• [REQUIRED WORK]:
Repeat, line for line, the entries printed below.

[Figure contents as structured data]
________________
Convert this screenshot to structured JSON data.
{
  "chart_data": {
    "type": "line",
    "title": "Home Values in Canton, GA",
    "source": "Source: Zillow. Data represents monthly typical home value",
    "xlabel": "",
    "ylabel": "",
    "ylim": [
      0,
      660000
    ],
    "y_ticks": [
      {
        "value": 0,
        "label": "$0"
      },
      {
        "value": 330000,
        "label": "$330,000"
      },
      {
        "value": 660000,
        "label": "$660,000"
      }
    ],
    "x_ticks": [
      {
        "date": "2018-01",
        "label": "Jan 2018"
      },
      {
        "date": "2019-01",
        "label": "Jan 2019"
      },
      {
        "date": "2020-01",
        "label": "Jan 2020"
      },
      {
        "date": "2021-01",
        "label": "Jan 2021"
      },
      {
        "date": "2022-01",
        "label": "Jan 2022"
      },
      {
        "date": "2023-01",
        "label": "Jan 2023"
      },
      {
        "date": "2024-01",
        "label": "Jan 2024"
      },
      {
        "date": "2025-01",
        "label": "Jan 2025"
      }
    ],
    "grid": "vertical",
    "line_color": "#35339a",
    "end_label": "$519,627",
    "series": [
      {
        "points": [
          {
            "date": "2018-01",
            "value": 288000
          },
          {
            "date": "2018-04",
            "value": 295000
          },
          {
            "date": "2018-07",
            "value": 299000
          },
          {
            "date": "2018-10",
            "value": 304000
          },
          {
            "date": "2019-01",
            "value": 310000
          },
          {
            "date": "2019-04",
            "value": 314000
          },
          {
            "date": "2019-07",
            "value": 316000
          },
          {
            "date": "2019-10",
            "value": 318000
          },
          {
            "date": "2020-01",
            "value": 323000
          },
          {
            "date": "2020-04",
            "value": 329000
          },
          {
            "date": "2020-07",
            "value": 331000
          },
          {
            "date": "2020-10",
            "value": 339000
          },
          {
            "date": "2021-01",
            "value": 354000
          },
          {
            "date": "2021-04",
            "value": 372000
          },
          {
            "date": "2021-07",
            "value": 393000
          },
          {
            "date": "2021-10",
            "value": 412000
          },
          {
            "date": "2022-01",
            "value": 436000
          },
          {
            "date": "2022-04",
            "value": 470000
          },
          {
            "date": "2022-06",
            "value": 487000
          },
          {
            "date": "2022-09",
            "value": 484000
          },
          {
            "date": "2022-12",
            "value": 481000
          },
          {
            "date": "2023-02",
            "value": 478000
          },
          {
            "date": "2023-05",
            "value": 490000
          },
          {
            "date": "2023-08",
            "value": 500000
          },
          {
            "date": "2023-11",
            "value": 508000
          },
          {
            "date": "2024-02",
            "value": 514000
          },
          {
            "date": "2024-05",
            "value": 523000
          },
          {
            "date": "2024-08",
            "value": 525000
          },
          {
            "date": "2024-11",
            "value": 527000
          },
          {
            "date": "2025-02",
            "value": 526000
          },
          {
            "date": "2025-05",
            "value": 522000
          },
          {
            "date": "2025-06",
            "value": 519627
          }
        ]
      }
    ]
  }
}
________________
• [PROBLEM SOLUTION]:
Convert this screenshot to structured JSON data.
{
  "chart_data": {
    "type": "line",
    "title": "Home Values in Canton, GA",
    "source": "Source: Zillow. Data represents monthly typical home value",
    "xlabel": "",
    "ylabel": "",
    "ylim": [
      0,
      660000
    ],
    "y_ticks": [
      {
        "value": 0,
        "label": "$0"
      },
      {
        "value": 330000,
        "label": "$330,000"
      },
      {
        "value": 660000,
        "label": "$660,000"
      }
    ],
    "x_ticks": [
      {
        "date": "2018-01",
        "label": "Jan 2018"
      },
      {
        "date": "2019-01",
        "label": "Jan 2019"
      },
      {
        "date": "2020-01",
        "label": "Jan 2020"
      },
      {
        "date": "2021-01",
        "label": "Jan 2021"
      },
      {
        "date": "2022-01",
        "label": "Jan 2022"
      },
      {
        "date": "2023-01",
        "label": "Jan 2023"
      },
      {
        "date": "2024-01",
        "label": "Jan 2024"
      },
      {
        "date": "2025-01",
        "label": "Jan 2025"
      }
    ],
    "grid": "vertical",
    "line_color": "#35339a",
    "end_label": "$519,627",
    "series": [
      {
        "points": [
          {
            "date": "2018-01",
            "value": 288000
          },
          {
            "date": "2018-04",
            "value": 295000
          },
          {
            "date": "2018-07",
            "value": 299000
          },
          {
            "date": "2018-10",
            "value": 304000
          },
          {
            "date": "2019-01",
            "value": 310000
          },
          {
            "date": "2019-04",
            "value": 314000
          },
          {
            "date": "2019-07",
            "value": 316000
          },
          {
            "date": "2019-10",
            "value": 318000
          },
          {
            "date": "2020-01",
            "value": 323000
          },
          {
            "date": "2020-04",
            "value": 329000
          },
          {
            "date": "2020-07",
            "value": 331000
          },
          {
            "date": "2020-10",
            "value": 339000
          },
          {
            "date": "2021-01",
            "value": 354000
          },
          {
            "date": "2021-04",
            "value": 372000
          },
          {
            "date": "2021-07",
            "value": 393000
          },
          {
            "date": "2021-10",
            "value": 412000
          },
          {
            "date": "2022-01",
            "value": 436000
          },
          {
            "date": "2022-04",
            "value": 470000
          },
          {
            "date": "2022-06",
            "value": 487000
          },
          {
            "date": "2022-09",
            "value": 484000
          },
          {
            "date": "2022-12",
            "value": 481000
          },
          {
            "date": "2023-02",
            "value": 478000
          },
          {
            "date": "2023-05",
            "value": 490000
          },
          {
            "date": "2023-08",
            "value": 500000
          },
          {
            "date": "2023-11",
            "value": 508000
          },
          {
            "date": "2024-02",
            "value": 514000
          },
          {
            "date": "2024-05",
            "value": 523000
          },
          {
            "date": "2024-08",
            "value": 525000
          },
          {
            "date": "2024-11",
            "value": 527000
          },
          {
            "date": "2025-02",
            "value": 526000
          },
          {
            "date": "2025-05",
            "value": 522000
          },
          {
            "date": "2025-06",
            "value": 519627
          }
        ]
      }
    ]
  }
}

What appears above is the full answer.